To be done >> Take each line containing the word "from" and copy it.

::::

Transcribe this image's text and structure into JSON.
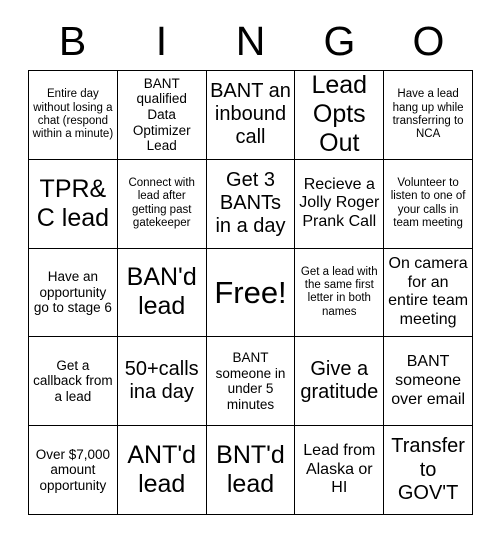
{
  "card": {
    "title": "BINGO",
    "header_letters": [
      "B",
      "I",
      "N",
      "G",
      "O"
    ],
    "colors": {
      "background": "#ffffff",
      "text": "#000000",
      "grid_line": "#000000"
    },
    "grid": {
      "rows": 5,
      "columns": 5,
      "free_space_index": 12
    },
    "cells": [
      {
        "text": "Entire day without losing a chat (respond within a minute)",
        "size": "xs"
      },
      {
        "text": "BANT qualified Data Optimizer Lead",
        "size": "s"
      },
      {
        "text": "BANT an inbound call",
        "size": "l"
      },
      {
        "text": "Lead Opts Out",
        "size": "xl"
      },
      {
        "text": "Have a lead hang up while transferring to NCA",
        "size": "xs"
      },
      {
        "text": "TPR&C lead",
        "size": "xl"
      },
      {
        "text": "Connect with lead after getting past gatekeeper",
        "size": "xs"
      },
      {
        "text": "Get 3 BANTs in a day",
        "size": "l"
      },
      {
        "text": "Recieve a Jolly Roger Prank Call",
        "size": "m"
      },
      {
        "text": "Volunteer to listen to one of your calls in team meeting",
        "size": "xs"
      },
      {
        "text": "Have an opportunity go to stage 6",
        "size": "s"
      },
      {
        "text": "BAN'd lead",
        "size": "xl"
      },
      {
        "text": "Free!",
        "size": "free"
      },
      {
        "text": "Get a lead with the same first letter in both names",
        "size": "xs"
      },
      {
        "text": "On camera for an entire team meeting",
        "size": "m"
      },
      {
        "text": "Get a callback from a lead",
        "size": "s"
      },
      {
        "text": "50+calls ina day",
        "size": "l"
      },
      {
        "text": "BANT someone in under 5 minutes",
        "size": "s"
      },
      {
        "text": "Give a gratitude",
        "size": "l"
      },
      {
        "text": "BANT someone over email",
        "size": "m"
      },
      {
        "text": "Over $7,000 amount opportunity",
        "size": "s"
      },
      {
        "text": "ANT'd lead",
        "size": "xl"
      },
      {
        "text": "BNT'd lead",
        "size": "xl"
      },
      {
        "text": "Lead from Alaska or HI",
        "size": "m"
      },
      {
        "text": "Transfer to GOV'T",
        "size": "l"
      }
    ]
  }
}
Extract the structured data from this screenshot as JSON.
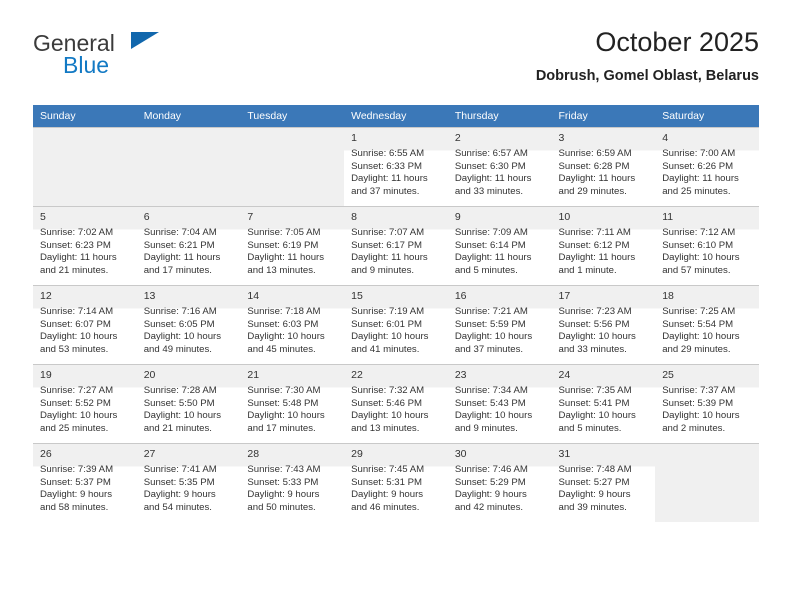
{
  "brand": {
    "name_top": "General",
    "name_bottom": "Blue",
    "accent_color": "#1279c4",
    "triangle_color": "#1167ad"
  },
  "header": {
    "title": "October 2025",
    "location": "Dobrush, Gomel Oblast, Belarus"
  },
  "calendar": {
    "header_color": "#3b78b8",
    "weekday_headers": [
      "Sunday",
      "Monday",
      "Tuesday",
      "Wednesday",
      "Thursday",
      "Friday",
      "Saturday"
    ],
    "weeks": [
      [
        {
          "day": "",
          "lines": []
        },
        {
          "day": "",
          "lines": []
        },
        {
          "day": "",
          "lines": []
        },
        {
          "day": "1",
          "lines": [
            "Sunrise: 6:55 AM",
            "Sunset: 6:33 PM",
            "Daylight: 11 hours",
            "and 37 minutes."
          ]
        },
        {
          "day": "2",
          "lines": [
            "Sunrise: 6:57 AM",
            "Sunset: 6:30 PM",
            "Daylight: 11 hours",
            "and 33 minutes."
          ]
        },
        {
          "day": "3",
          "lines": [
            "Sunrise: 6:59 AM",
            "Sunset: 6:28 PM",
            "Daylight: 11 hours",
            "and 29 minutes."
          ]
        },
        {
          "day": "4",
          "lines": [
            "Sunrise: 7:00 AM",
            "Sunset: 6:26 PM",
            "Daylight: 11 hours",
            "and 25 minutes."
          ]
        }
      ],
      [
        {
          "day": "5",
          "lines": [
            "Sunrise: 7:02 AM",
            "Sunset: 6:23 PM",
            "Daylight: 11 hours",
            "and 21 minutes."
          ]
        },
        {
          "day": "6",
          "lines": [
            "Sunrise: 7:04 AM",
            "Sunset: 6:21 PM",
            "Daylight: 11 hours",
            "and 17 minutes."
          ]
        },
        {
          "day": "7",
          "lines": [
            "Sunrise: 7:05 AM",
            "Sunset: 6:19 PM",
            "Daylight: 11 hours",
            "and 13 minutes."
          ]
        },
        {
          "day": "8",
          "lines": [
            "Sunrise: 7:07 AM",
            "Sunset: 6:17 PM",
            "Daylight: 11 hours",
            "and 9 minutes."
          ]
        },
        {
          "day": "9",
          "lines": [
            "Sunrise: 7:09 AM",
            "Sunset: 6:14 PM",
            "Daylight: 11 hours",
            "and 5 minutes."
          ]
        },
        {
          "day": "10",
          "lines": [
            "Sunrise: 7:11 AM",
            "Sunset: 6:12 PM",
            "Daylight: 11 hours",
            "and 1 minute."
          ]
        },
        {
          "day": "11",
          "lines": [
            "Sunrise: 7:12 AM",
            "Sunset: 6:10 PM",
            "Daylight: 10 hours",
            "and 57 minutes."
          ]
        }
      ],
      [
        {
          "day": "12",
          "lines": [
            "Sunrise: 7:14 AM",
            "Sunset: 6:07 PM",
            "Daylight: 10 hours",
            "and 53 minutes."
          ]
        },
        {
          "day": "13",
          "lines": [
            "Sunrise: 7:16 AM",
            "Sunset: 6:05 PM",
            "Daylight: 10 hours",
            "and 49 minutes."
          ]
        },
        {
          "day": "14",
          "lines": [
            "Sunrise: 7:18 AM",
            "Sunset: 6:03 PM",
            "Daylight: 10 hours",
            "and 45 minutes."
          ]
        },
        {
          "day": "15",
          "lines": [
            "Sunrise: 7:19 AM",
            "Sunset: 6:01 PM",
            "Daylight: 10 hours",
            "and 41 minutes."
          ]
        },
        {
          "day": "16",
          "lines": [
            "Sunrise: 7:21 AM",
            "Sunset: 5:59 PM",
            "Daylight: 10 hours",
            "and 37 minutes."
          ]
        },
        {
          "day": "17",
          "lines": [
            "Sunrise: 7:23 AM",
            "Sunset: 5:56 PM",
            "Daylight: 10 hours",
            "and 33 minutes."
          ]
        },
        {
          "day": "18",
          "lines": [
            "Sunrise: 7:25 AM",
            "Sunset: 5:54 PM",
            "Daylight: 10 hours",
            "and 29 minutes."
          ]
        }
      ],
      [
        {
          "day": "19",
          "lines": [
            "Sunrise: 7:27 AM",
            "Sunset: 5:52 PM",
            "Daylight: 10 hours",
            "and 25 minutes."
          ]
        },
        {
          "day": "20",
          "lines": [
            "Sunrise: 7:28 AM",
            "Sunset: 5:50 PM",
            "Daylight: 10 hours",
            "and 21 minutes."
          ]
        },
        {
          "day": "21",
          "lines": [
            "Sunrise: 7:30 AM",
            "Sunset: 5:48 PM",
            "Daylight: 10 hours",
            "and 17 minutes."
          ]
        },
        {
          "day": "22",
          "lines": [
            "Sunrise: 7:32 AM",
            "Sunset: 5:46 PM",
            "Daylight: 10 hours",
            "and 13 minutes."
          ]
        },
        {
          "day": "23",
          "lines": [
            "Sunrise: 7:34 AM",
            "Sunset: 5:43 PM",
            "Daylight: 10 hours",
            "and 9 minutes."
          ]
        },
        {
          "day": "24",
          "lines": [
            "Sunrise: 7:35 AM",
            "Sunset: 5:41 PM",
            "Daylight: 10 hours",
            "and 5 minutes."
          ]
        },
        {
          "day": "25",
          "lines": [
            "Sunrise: 7:37 AM",
            "Sunset: 5:39 PM",
            "Daylight: 10 hours",
            "and 2 minutes."
          ]
        }
      ],
      [
        {
          "day": "26",
          "lines": [
            "Sunrise: 7:39 AM",
            "Sunset: 5:37 PM",
            "Daylight: 9 hours",
            "and 58 minutes."
          ]
        },
        {
          "day": "27",
          "lines": [
            "Sunrise: 7:41 AM",
            "Sunset: 5:35 PM",
            "Daylight: 9 hours",
            "and 54 minutes."
          ]
        },
        {
          "day": "28",
          "lines": [
            "Sunrise: 7:43 AM",
            "Sunset: 5:33 PM",
            "Daylight: 9 hours",
            "and 50 minutes."
          ]
        },
        {
          "day": "29",
          "lines": [
            "Sunrise: 7:45 AM",
            "Sunset: 5:31 PM",
            "Daylight: 9 hours",
            "and 46 minutes."
          ]
        },
        {
          "day": "30",
          "lines": [
            "Sunrise: 7:46 AM",
            "Sunset: 5:29 PM",
            "Daylight: 9 hours",
            "and 42 minutes."
          ]
        },
        {
          "day": "31",
          "lines": [
            "Sunrise: 7:48 AM",
            "Sunset: 5:27 PM",
            "Daylight: 9 hours",
            "and 39 minutes."
          ]
        },
        {
          "day": "",
          "lines": []
        }
      ]
    ]
  }
}
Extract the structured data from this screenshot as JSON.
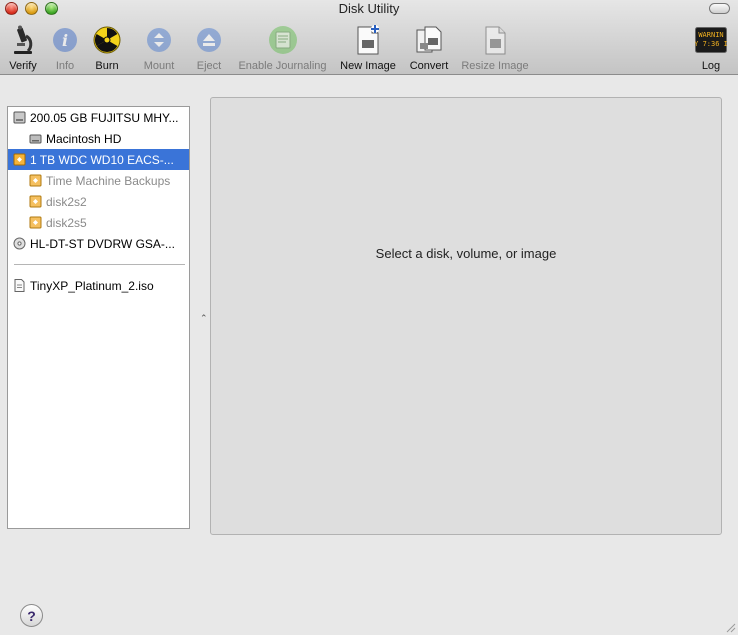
{
  "window": {
    "title": "Disk Utility"
  },
  "toolbar": {
    "items": [
      {
        "id": "verify",
        "label": "Verify",
        "icon": "microscope-icon",
        "enabled": true
      },
      {
        "id": "info",
        "label": "Info",
        "icon": "info-icon",
        "enabled": false
      },
      {
        "id": "burn",
        "label": "Burn",
        "icon": "burn-radiation-icon",
        "enabled": true
      },
      {
        "id": "mount",
        "label": "Mount",
        "icon": "mount-icon",
        "enabled": false
      },
      {
        "id": "eject",
        "label": "Eject",
        "icon": "eject-icon",
        "enabled": false
      },
      {
        "id": "enable-journaling",
        "label": "Enable Journaling",
        "icon": "journaling-icon",
        "enabled": false
      },
      {
        "id": "new-image",
        "label": "New Image",
        "icon": "new-image-icon",
        "enabled": true
      },
      {
        "id": "convert",
        "label": "Convert",
        "icon": "convert-icon",
        "enabled": true
      },
      {
        "id": "resize-image",
        "label": "Resize Image",
        "icon": "resize-image-icon",
        "enabled": false
      },
      {
        "id": "log",
        "label": "Log",
        "icon": "log-console-icon",
        "enabled": true
      }
    ],
    "log_icon_text": [
      "WARNIN",
      "Y 7:36 I"
    ]
  },
  "sidebar": {
    "items": [
      {
        "label": "200.05 GB FUJITSU MHY...",
        "icon": "internal-disk-icon",
        "indent": 0,
        "selected": false,
        "dim": false
      },
      {
        "label": "Macintosh HD",
        "icon": "volume-icon",
        "indent": 1,
        "selected": false,
        "dim": false
      },
      {
        "label": "1 TB WDC WD10 EACS-...",
        "icon": "external-disk-icon",
        "indent": 0,
        "selected": true,
        "dim": false
      },
      {
        "label": "Time Machine Backups",
        "icon": "external-volume-icon",
        "indent": 1,
        "selected": false,
        "dim": true
      },
      {
        "label": "disk2s2",
        "icon": "external-volume-icon",
        "indent": 1,
        "selected": false,
        "dim": true
      },
      {
        "label": "disk2s5",
        "icon": "external-volume-icon",
        "indent": 1,
        "selected": false,
        "dim": true
      },
      {
        "label": "HL-DT-ST DVDRW GSA-...",
        "icon": "optical-drive-icon",
        "indent": 0,
        "selected": false,
        "dim": false
      },
      {
        "label": "TinyXP_Platinum_2.iso",
        "icon": "disk-image-file-icon",
        "indent": 0,
        "selected": false,
        "dim": false
      }
    ]
  },
  "main": {
    "message": "Select a disk, volume, or image"
  },
  "help": {
    "label": "?"
  },
  "colors": {
    "selection": "#3a74d8",
    "panel": "#dedede",
    "window": "#e8e8e8"
  }
}
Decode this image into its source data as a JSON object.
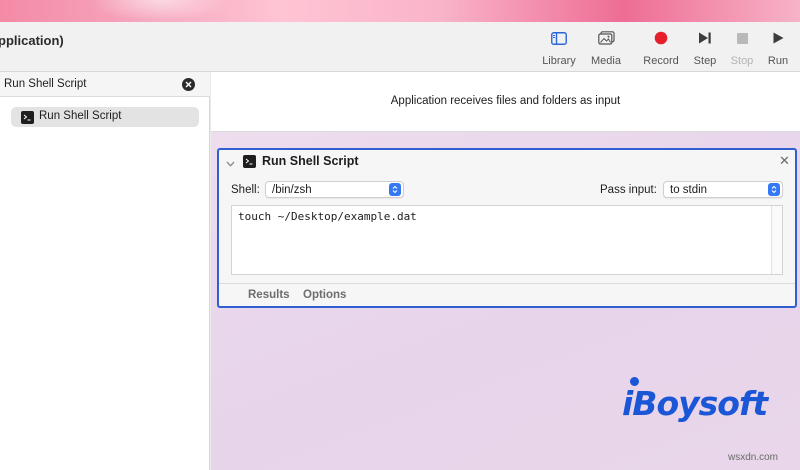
{
  "window": {
    "title": "pplication)"
  },
  "toolbar": {
    "library": "Library",
    "media": "Media",
    "record": "Record",
    "step": "Step",
    "stop": "Stop",
    "run": "Run"
  },
  "sidebar": {
    "search_value": "Run Shell Script",
    "result": "Run Shell Script"
  },
  "workflow": {
    "description": "Application receives files and folders as input"
  },
  "action": {
    "title": "Run Shell Script",
    "shell_label": "Shell:",
    "shell_value": "/bin/zsh",
    "pass_input_label": "Pass input:",
    "pass_input_value": "to stdin",
    "script": "touch ~/Desktop/example.dat",
    "tabs": [
      "Results",
      "Options"
    ]
  },
  "watermarks": {
    "brand": "iBoysoft",
    "site": "wsxdn.com"
  },
  "colors": {
    "accent": "#3478f6",
    "selection_border": "#2f5fd0",
    "record": "#e5202b",
    "brand": "#1a56d6"
  }
}
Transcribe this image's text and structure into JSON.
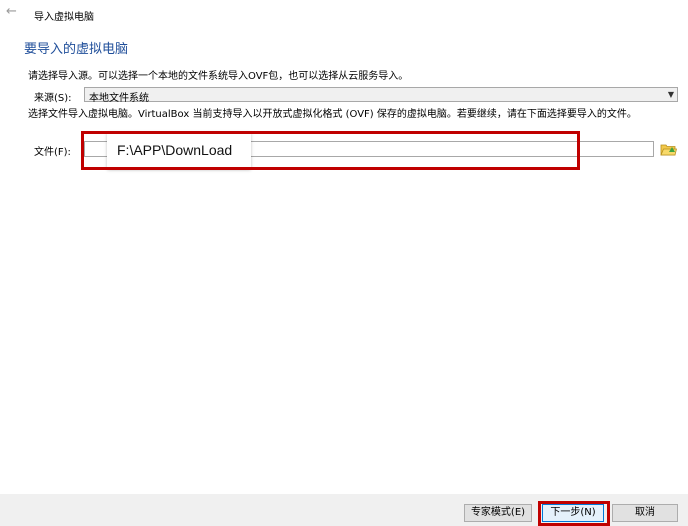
{
  "window": {
    "title": "导入虚拟电脑",
    "back_icon": "←"
  },
  "heading": "要导入的虚拟电脑",
  "description_source": "请选择导入源。可以选择一个本地的文件系统导入OVF包，也可以选择从云服务导入。",
  "source": {
    "label": "来源(S):",
    "value": "本地文件系统"
  },
  "description_file": "选择文件导入虚拟电脑。VirtualBox 当前支持导入以开放式虚拟化格式 (OVF) 保存的虚拟电脑。若要继续，请在下面选择要导入的文件。",
  "file": {
    "label": "文件(F):",
    "value": "F:\\APP\\DownLoad"
  },
  "buttons": {
    "expert": "专家模式(E)",
    "next": "下一步(N)",
    "cancel": "取消"
  },
  "colors": {
    "heading": "#1f4e9a",
    "highlight": "#c00000",
    "default_button_border": "#0078d7"
  }
}
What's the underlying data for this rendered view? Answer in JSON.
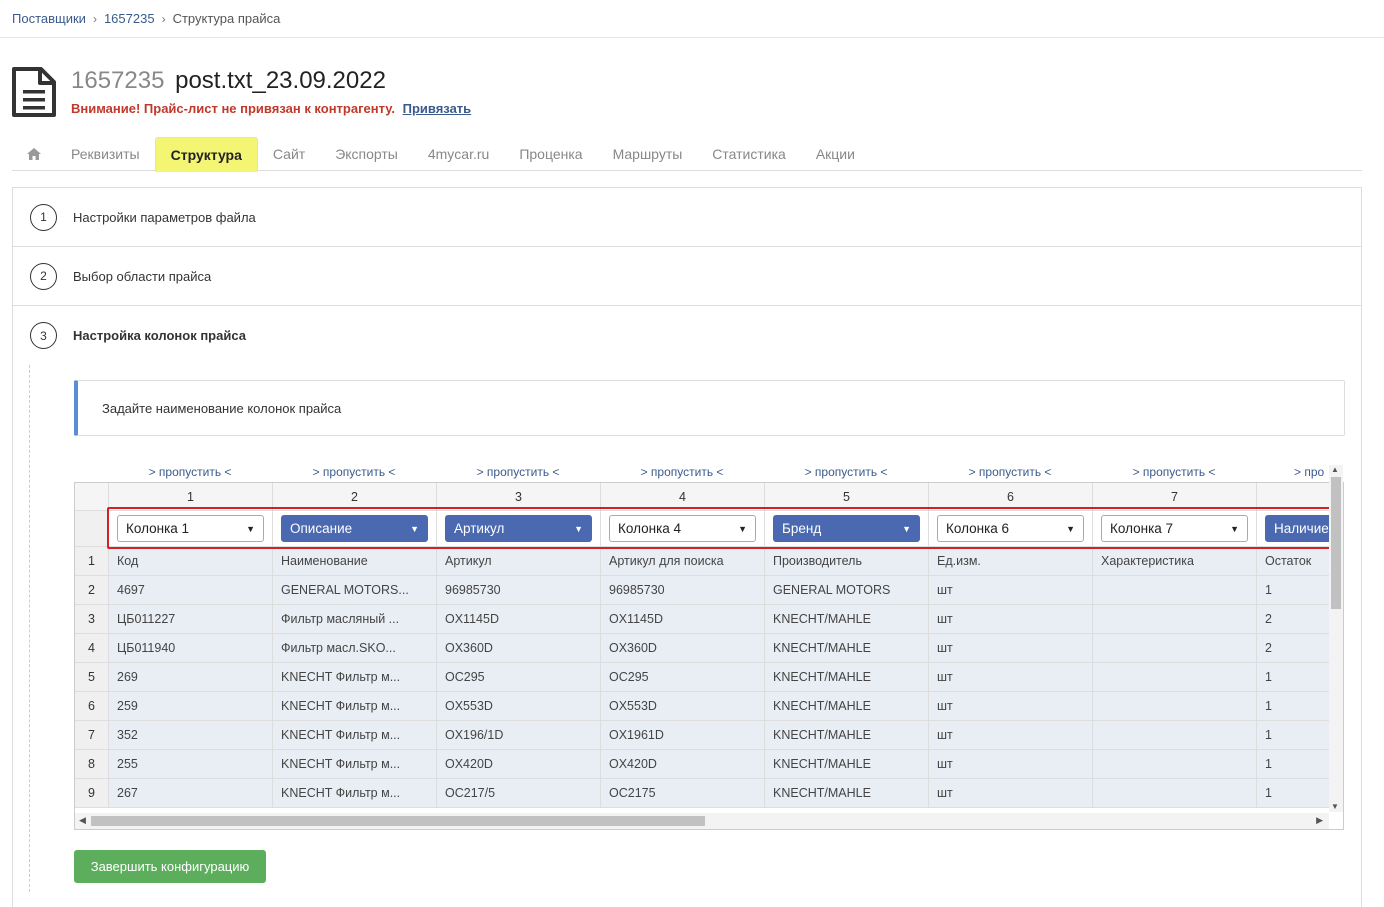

::::

Task answer >>
        "text": "Get a callback from a lead",
        "text": "Lead from Alaska or HI",
Extract the structured data from this screenshot as JSON.
Extract the structured data from this screenshot as JSON.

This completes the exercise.